GOAL OF THE EXERCISE:
Isolate every line in the records below with "Paul" in it.

+++

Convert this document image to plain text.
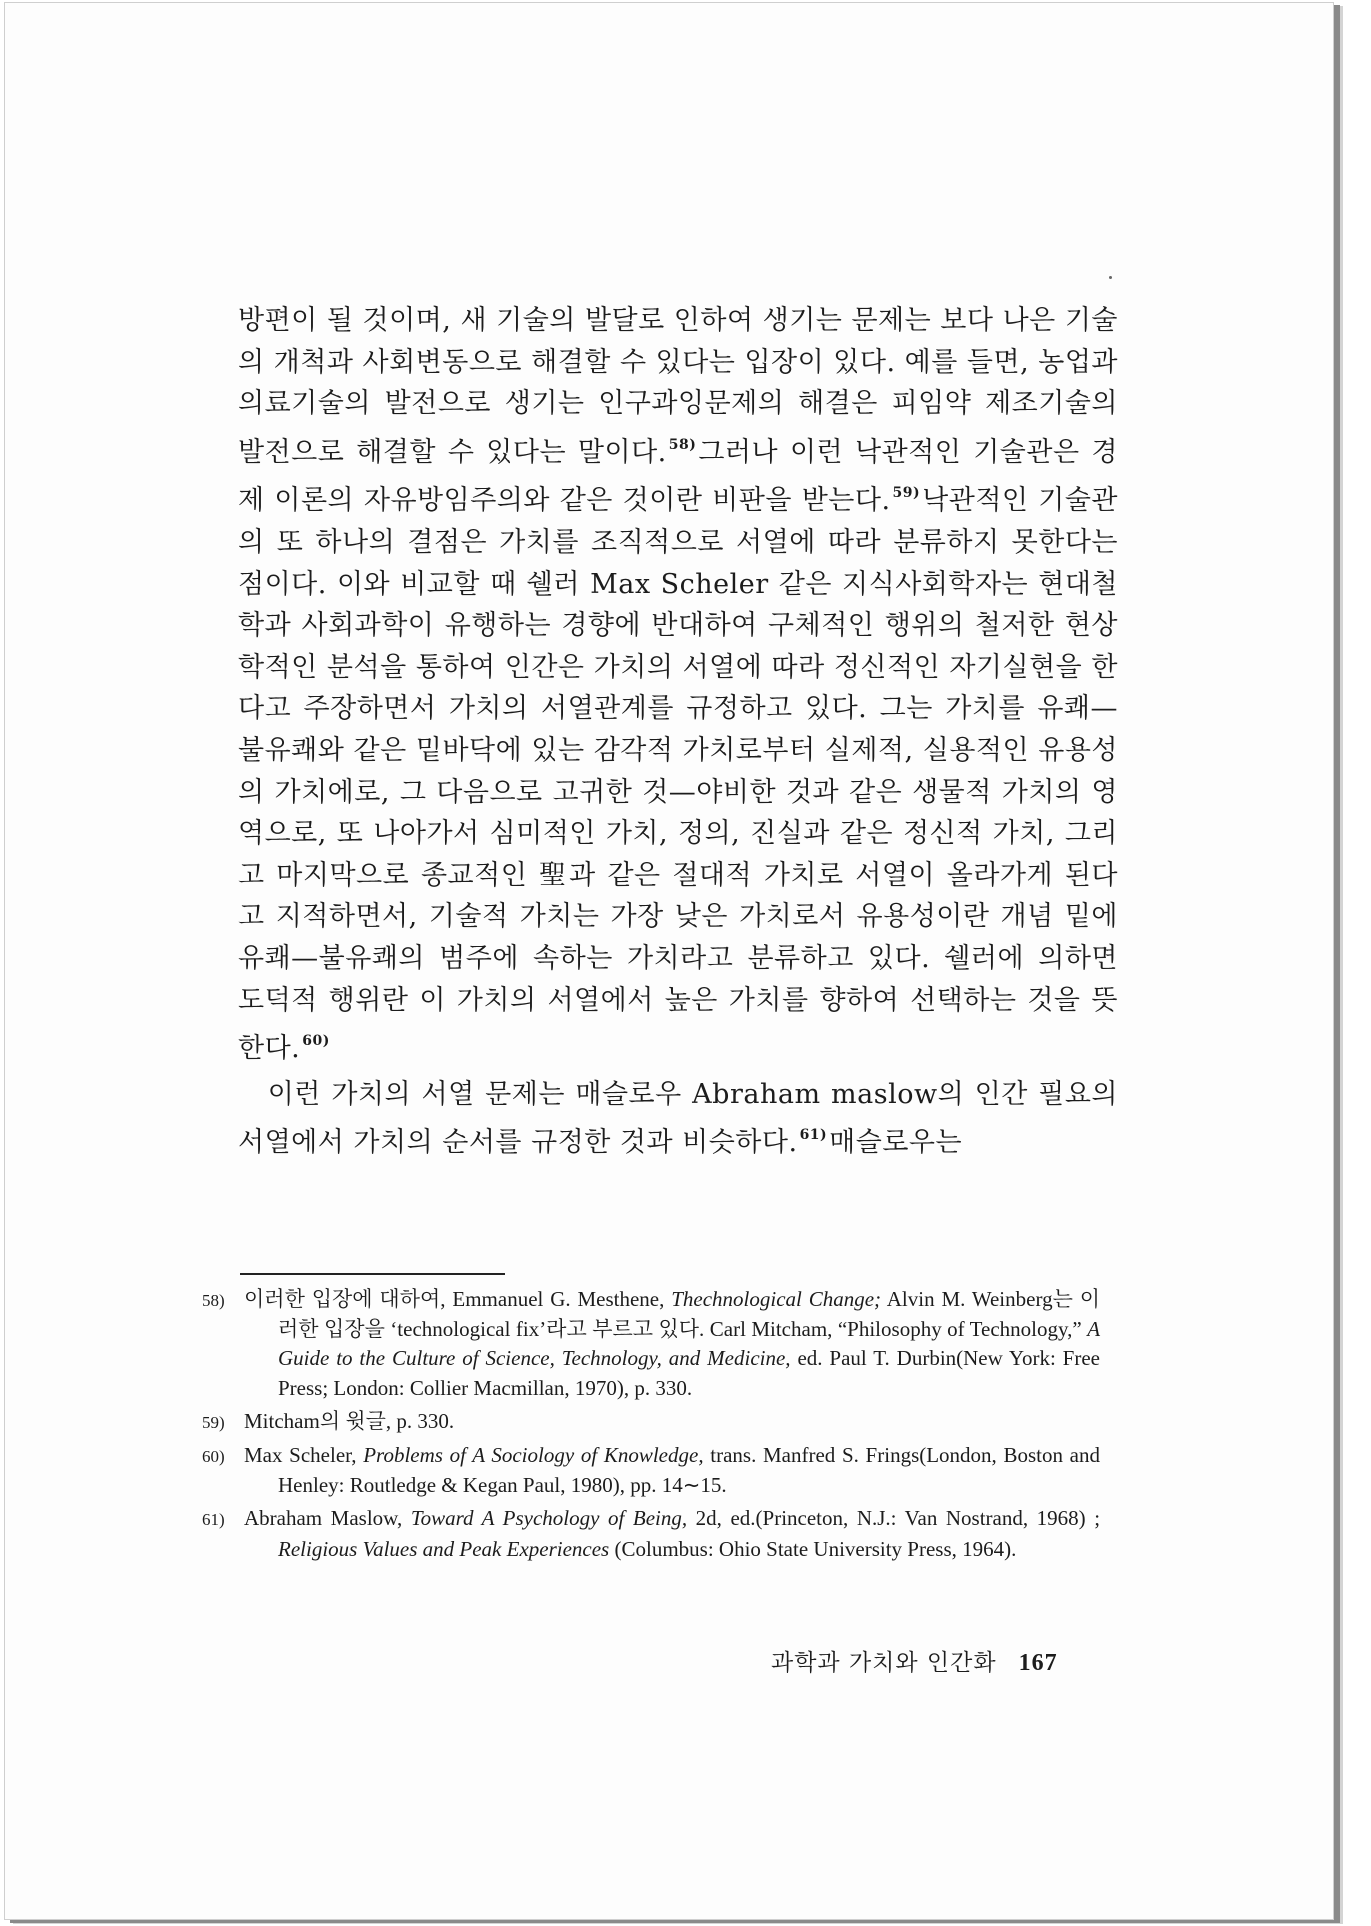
방편이 될 것이며, 새 기술의 발달로 인하여 생기는 문제는 보다 나은 기술의 개척과 사회변동으로 해결할 수 있다는 입장이 있다. 예를 들면, 농업과 의료기술의 발전으로 생기는 인구과잉문제의 해결은 피임약 제조기술의 발전으로 해결할 수 있다는 말이다. $^{58)}$그러나 이런 낙관적인 기술관은 경제 이론의 자유방임주의와 같은 것이란 비판을 받는다. $^{59)}$낙관적인 기술관의 또 하나의 결점은 가치를 조직적으로 서열에 따라 분류하지 못한다는 점이다. 이와 비교할 때 쉘러 Max Scheler 같은 지식사회학자는 현대철학과 사회과학이 유행하는 경향에 반대하여 구체적인 행위의 철저한 현상학적인 분석을 통하여 인간은 가치의 서열에 따라 정신적인 자기실현을 한다고 주장하면서 가치의 서열관계를 규정하고 있다. 그는 가치를 유쾌—불유쾌와 같은 밑바닥에 있는 감각적 가치로부터 실제적, 실용적인 유용성의 가치에로, 그 다음으로 고귀한 것—야비한 것과 같은 생물적 가치의 영역으로, 또 나아가서 심미적인 가치, 정의, 진실과 같은 정신적 가치, 그리고 마지막으로 종교적인 聖과 같은 절대적 가치로 서열이 올라가게 된다고 지적하면서, 기술적 가치는 가장 낮은 가치로서 유용성이란 개념 밑에 유쾌—불유쾌의 범주에 속하는 가치라고 분류하고 있다. 쉘러에 의하면 도덕적 행위란 이 가치의 서열에서 높은 가치를 향하여 선택하는 것을 뜻한다. $^{60)}$

이런 가치의 서열 문제는 매슬로우 Abraham maslow의 인간 필요의 서열에서 가치의 순서를 규정한 것과 비슷하다. $^{61)}$매슬로우는

58) 이러한 입장에 대하여, Emmanuel G. Mesthene, Thechnological Change; Alvin M. Weinberg는 이러한 입장을 ‘technological fix’라고 부르고 있다. Carl Mitcham, “Philosophy of Technology,” A Guide to the Culture of Science, Technology, and Medicine, ed. Paul T. Durbin(New York: Free Press; London: Collier Macmillan, 1970), p. 330.

59) Mitcham의 윗글, p. 330.

60) Max Scheler, Problems of A Sociology of Knowledge, trans. Manfred S. Frings(London, Boston and Henley: Routledge & Kegan Paul, 1980), pp. 14∼15.

61) Abraham Maslow, Toward A Psychology of Being, 2d, ed.(Princeton, N.J.: Van Nostrand, 1968) ; Religious Values and Peak Experiences (Columbus: Ohio State University Press, 1964).

과학과 가치와 인간화 167
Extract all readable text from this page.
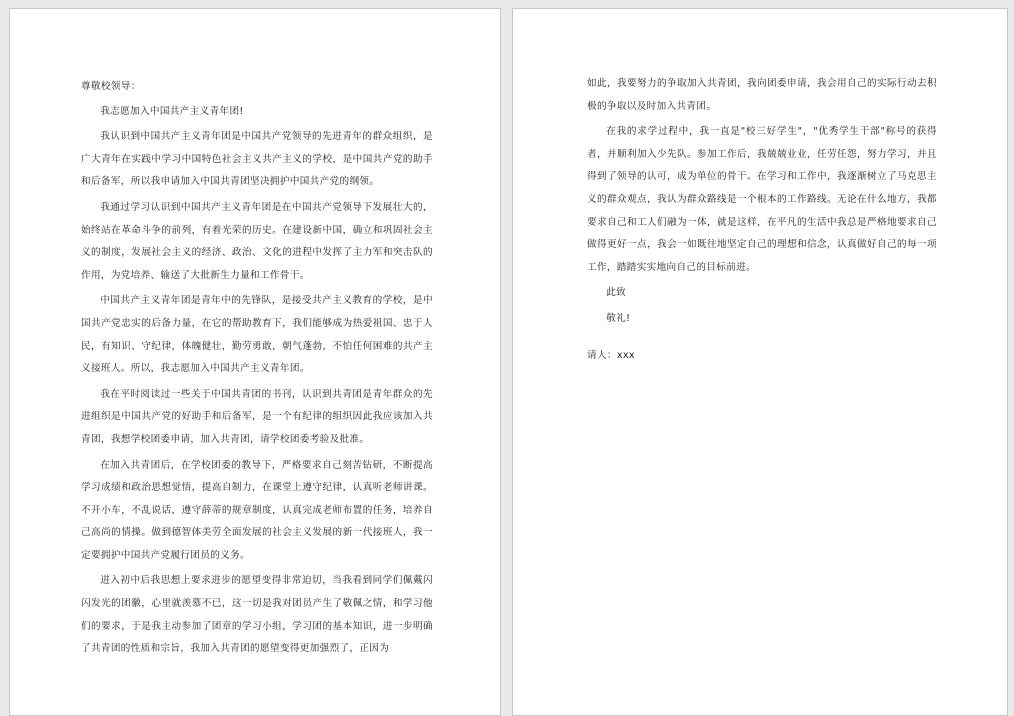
尊敬校领导：

我志愿加入中国共产主义青年团!

我认识到中国共产主义青年团是中国共产党领导的先进青年的群众组织，是广大青年在实践中学习中国特色社会主义共产主义的学校，是中国共产党的助手和后备军，所以我申请加入中国共青团坚决拥护中国共产党的纲领。

我通过学习认识到中国共产主义青年团是在中国共产党领导下发展壮大的，始终站在革命斗争的前列，有着光荣的历史。在建设新中国，确立和巩固社会主义的制度，发展社会主义的经济、政治、文化的进程中发挥了主力军和突击队的作用，为党培养、输送了大批新生力量和工作骨干。

中国共产主义青年团是青年中的先锋队，是接受共产主义教育的学校，是中国共产党忠实的后备力量，在它的帮助教育下，我们能够成为热爱祖国、忠于人民，有知识、守纪律，体魄健壮，勤劳勇敢，朝气蓬勃，不怕任何困难的共产主义接班人。所以，我志愿加入中国共产主义青年团。

我在平时阅读过一些关于中国共青团的书刊，认识到共青团是青年群众的先进组织是中国共产党的好助手和后备军，是一个有纪律的组织因此我应该加入共青团，我想学校团委申请，加入共青团，请学校团委考验及批准。

在加入共青团后，在学校团委的教导下，严格要求自己刻苦钻研，不断提高学习成绩和政治思想觉悟，提高自制力，在课堂上遵守纪律，认真听老师讲课。不开小车，不乱说话，遵守薛蒂的规章制度，认真完成老师布置的任务，培养自己高尚的情操。做到德智体美劳全面发展的社会主义发展的新一代接班人，我一定要拥护中国共产党履行团员的义务。

进入初中后我思想上要求进步的愿望变得非常迫切，当我看到同学们佩戴闪闪发光的团徽，心里就羡慕不已，这一切是我对团员产生了敬佩之情，和学习他们的要求，于是我主动参加了团章的学习小组，学习团的基本知识，进一步明确了共青团的性质和宗旨，我加入共青团的愿望变得更加强烈了，正因为

如此，我要努力的争取加入共青团，我向团委申请，我会用自己的实际行动去积极的争取以及时加入共青团。

在我的求学过程中，我一直是"校三好学生"，"优秀学生干部"称号的获得者，并顺利加入少先队。参加工作后，我兢兢业业，任劳任怨，努力学习，并且得到了领导的认可，成为单位的骨干。在学习和工作中，我逐渐树立了马克思主义的群众观点，我认为群众路线是一个根本的工作路线。无论在什么地方，我都要求自己和工人们融为一体，就是这样，在平凡的生活中我总是严格地要求自己做得更好一点，我会一如既往地坚定自己的理想和信念，认真做好自己的每一项工作，踏踏实实地向自己的目标前进。

此致

敬礼!

请人：xxx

+++

SOLUTION TO THIS PROBLEM:
58) 이러한 입장에 대하여, Emmanuel G. Mesthene, Thechnological Change; Alvin M. Weinberg는 이러한 입장을 ‘technological fix’라고 부르고 있다. Carl Mitcham, “Philosophy of Technology,” A Guide to the Culture of Science, Technology, and Medicine, ed. Paul T. Durbin(New York: Free Press; London: Collier Macmillan, 1970), p. 330.
60) Max Scheler, Problems of A Sociology of Knowledge, trans. Manfred S. Frings(London, Boston and Henley: Routledge & Kegan Paul, 1980), pp. 14∼15.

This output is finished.